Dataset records
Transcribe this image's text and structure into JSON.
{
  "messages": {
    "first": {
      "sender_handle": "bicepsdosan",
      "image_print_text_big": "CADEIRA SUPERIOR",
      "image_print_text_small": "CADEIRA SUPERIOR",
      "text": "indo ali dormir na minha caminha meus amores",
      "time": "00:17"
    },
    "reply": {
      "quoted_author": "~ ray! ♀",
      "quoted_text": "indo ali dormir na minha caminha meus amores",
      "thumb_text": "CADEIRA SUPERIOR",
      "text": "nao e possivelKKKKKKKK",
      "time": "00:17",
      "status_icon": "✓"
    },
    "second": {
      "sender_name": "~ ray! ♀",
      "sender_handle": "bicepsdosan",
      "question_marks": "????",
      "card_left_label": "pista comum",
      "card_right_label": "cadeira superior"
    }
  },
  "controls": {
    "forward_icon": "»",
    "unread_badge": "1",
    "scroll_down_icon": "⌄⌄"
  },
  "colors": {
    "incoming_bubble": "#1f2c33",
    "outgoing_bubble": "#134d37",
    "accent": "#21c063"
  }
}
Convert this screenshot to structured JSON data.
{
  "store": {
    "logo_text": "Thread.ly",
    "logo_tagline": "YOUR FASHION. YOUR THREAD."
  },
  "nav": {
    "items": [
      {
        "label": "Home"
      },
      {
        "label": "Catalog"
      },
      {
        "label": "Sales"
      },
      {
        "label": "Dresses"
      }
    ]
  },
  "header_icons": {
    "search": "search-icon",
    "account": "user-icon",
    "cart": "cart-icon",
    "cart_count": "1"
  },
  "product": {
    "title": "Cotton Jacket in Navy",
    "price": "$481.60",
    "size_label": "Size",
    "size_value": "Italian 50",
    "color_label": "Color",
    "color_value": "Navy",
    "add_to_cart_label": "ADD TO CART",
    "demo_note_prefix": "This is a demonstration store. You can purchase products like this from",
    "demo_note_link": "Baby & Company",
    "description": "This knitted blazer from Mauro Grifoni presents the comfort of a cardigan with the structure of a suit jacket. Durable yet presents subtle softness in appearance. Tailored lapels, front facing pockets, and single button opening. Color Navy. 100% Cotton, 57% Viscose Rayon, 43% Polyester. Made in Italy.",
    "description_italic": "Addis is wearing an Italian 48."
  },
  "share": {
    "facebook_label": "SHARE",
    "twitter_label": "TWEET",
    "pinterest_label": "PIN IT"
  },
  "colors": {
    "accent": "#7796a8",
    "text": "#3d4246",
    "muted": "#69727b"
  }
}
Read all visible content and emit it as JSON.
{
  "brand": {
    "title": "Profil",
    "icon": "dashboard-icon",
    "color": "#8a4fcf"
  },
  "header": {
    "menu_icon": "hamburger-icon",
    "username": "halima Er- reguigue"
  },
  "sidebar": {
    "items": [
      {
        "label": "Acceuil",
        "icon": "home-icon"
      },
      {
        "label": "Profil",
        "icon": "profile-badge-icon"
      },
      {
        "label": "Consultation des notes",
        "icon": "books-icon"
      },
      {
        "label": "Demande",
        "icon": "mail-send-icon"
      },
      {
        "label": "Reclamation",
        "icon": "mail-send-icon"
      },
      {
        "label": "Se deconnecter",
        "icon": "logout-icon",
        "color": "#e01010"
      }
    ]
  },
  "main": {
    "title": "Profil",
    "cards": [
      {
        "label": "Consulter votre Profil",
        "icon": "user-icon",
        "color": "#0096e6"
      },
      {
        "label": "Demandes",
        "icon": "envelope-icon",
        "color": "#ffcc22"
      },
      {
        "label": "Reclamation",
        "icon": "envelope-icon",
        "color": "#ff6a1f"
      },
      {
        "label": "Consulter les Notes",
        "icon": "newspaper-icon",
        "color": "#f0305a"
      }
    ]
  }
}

-- Short task --
Where a line above contains the string "Cotton", copy that line.

-- Exercise solution --
    "title": "Cotton Jacket in Navy",
    "description": "This knitted blazer from Mauro Grifoni presents the comfort of a cardigan with the structure of a suit jacket. Durable yet presents subtle softness in appearance. Tailored lapels, front facing pockets, and single button opening. Color Navy. 100% Cotton, 57% Viscose Rayon, 43% Polyester. Made in Italy.",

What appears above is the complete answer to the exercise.